# DESCRIPTION OF THE TASK
Below is a set of records. Repeat all of them exactly.

===== STORED RECORDS =====

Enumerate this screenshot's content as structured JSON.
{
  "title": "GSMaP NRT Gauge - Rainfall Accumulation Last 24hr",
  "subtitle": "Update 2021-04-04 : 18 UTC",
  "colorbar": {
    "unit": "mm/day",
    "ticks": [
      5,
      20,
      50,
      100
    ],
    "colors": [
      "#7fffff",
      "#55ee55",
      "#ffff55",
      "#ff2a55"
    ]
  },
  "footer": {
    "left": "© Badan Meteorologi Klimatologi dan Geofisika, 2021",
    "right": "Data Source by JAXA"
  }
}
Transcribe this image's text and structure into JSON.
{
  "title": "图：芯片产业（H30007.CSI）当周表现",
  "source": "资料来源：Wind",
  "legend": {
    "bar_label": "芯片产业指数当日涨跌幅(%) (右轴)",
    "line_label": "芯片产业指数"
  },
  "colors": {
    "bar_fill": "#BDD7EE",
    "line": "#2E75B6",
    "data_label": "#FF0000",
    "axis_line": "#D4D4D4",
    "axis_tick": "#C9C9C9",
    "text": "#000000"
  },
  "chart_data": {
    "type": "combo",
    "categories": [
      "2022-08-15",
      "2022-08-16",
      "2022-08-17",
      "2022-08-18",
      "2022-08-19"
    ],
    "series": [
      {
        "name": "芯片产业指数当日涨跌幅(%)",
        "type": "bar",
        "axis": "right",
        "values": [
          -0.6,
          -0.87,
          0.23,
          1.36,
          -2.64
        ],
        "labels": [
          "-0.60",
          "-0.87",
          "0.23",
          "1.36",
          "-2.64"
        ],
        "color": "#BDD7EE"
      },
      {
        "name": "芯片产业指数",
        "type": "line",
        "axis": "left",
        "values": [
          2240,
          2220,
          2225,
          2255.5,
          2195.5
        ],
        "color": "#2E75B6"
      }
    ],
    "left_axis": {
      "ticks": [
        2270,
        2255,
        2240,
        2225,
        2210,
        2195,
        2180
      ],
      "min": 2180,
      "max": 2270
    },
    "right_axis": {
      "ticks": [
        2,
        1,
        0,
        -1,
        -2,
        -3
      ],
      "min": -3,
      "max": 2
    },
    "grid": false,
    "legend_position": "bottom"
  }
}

=====

# SOLVED EXERCISE
Enumerate this screenshot's content as structured JSON.
{
  "title": "GSMaP NRT Gauge - Rainfall Accumulation Last 24hr",
  "subtitle": "Update 2021-04-04 : 18 UTC",
  "colorbar": {
    "unit": "mm/day",
    "ticks": [
      5,
      20,
      50,
      100
    ],
    "colors": [
      "#7fffff",
      "#55ee55",
      "#ffff55",
      "#ff2a55"
    ]
  },
  "footer": {
    "left": "© Badan Meteorologi Klimatologi dan Geofisika, 2021",
    "right": "Data Source by JAXA"
  }
}
Transcribe this image's text and structure into JSON.
{
  "title": "图：芯片产业（H30007.CSI）当周表现",
  "source": "资料来源：Wind",
  "legend": {
    "bar_label": "芯片产业指数当日涨跌幅(%) (右轴)",
    "line_label": "芯片产业指数"
  },
  "colors": {
    "bar_fill": "#BDD7EE",
    "line": "#2E75B6",
    "data_label": "#FF0000",
    "axis_line": "#D4D4D4",
    "axis_tick": "#C9C9C9",
    "text": "#000000"
  },
  "chart_data": {
    "type": "combo",
    "categories": [
      "2022-08-15",
      "2022-08-16",
      "2022-08-17",
      "2022-08-18",
      "2022-08-19"
    ],
    "series": [
      {
        "name": "芯片产业指数当日涨跌幅(%)",
        "type": "bar",
        "axis": "right",
        "values": [
          -0.6,
          -0.87,
          0.23,
          1.36,
          -2.64
        ],
        "labels": [
          "-0.60",
          "-0.87",
          "0.23",
          "1.36",
          "-2.64"
        ],
        "color": "#BDD7EE"
      },
      {
        "name": "芯片产业指数",
        "type": "line",
        "axis": "left",
        "values": [
          2240,
          2220,
          2225,
          2255.5,
          2195.5
        ],
        "color": "#2E75B6"
      }
    ],
    "left_axis": {
      "ticks": [
        2270,
        2255,
        2240,
        2225,
        2210,
        2195,
        2180
      ],
      "min": 2180,
      "max": 2270
    },
    "right_axis": {
      "ticks": [
        2,
        1,
        0,
        -1,
        -2,
        -3
      ],
      "min": -3,
      "max": 2
    },
    "grid": false,
    "legend_position": "bottom"
  }
}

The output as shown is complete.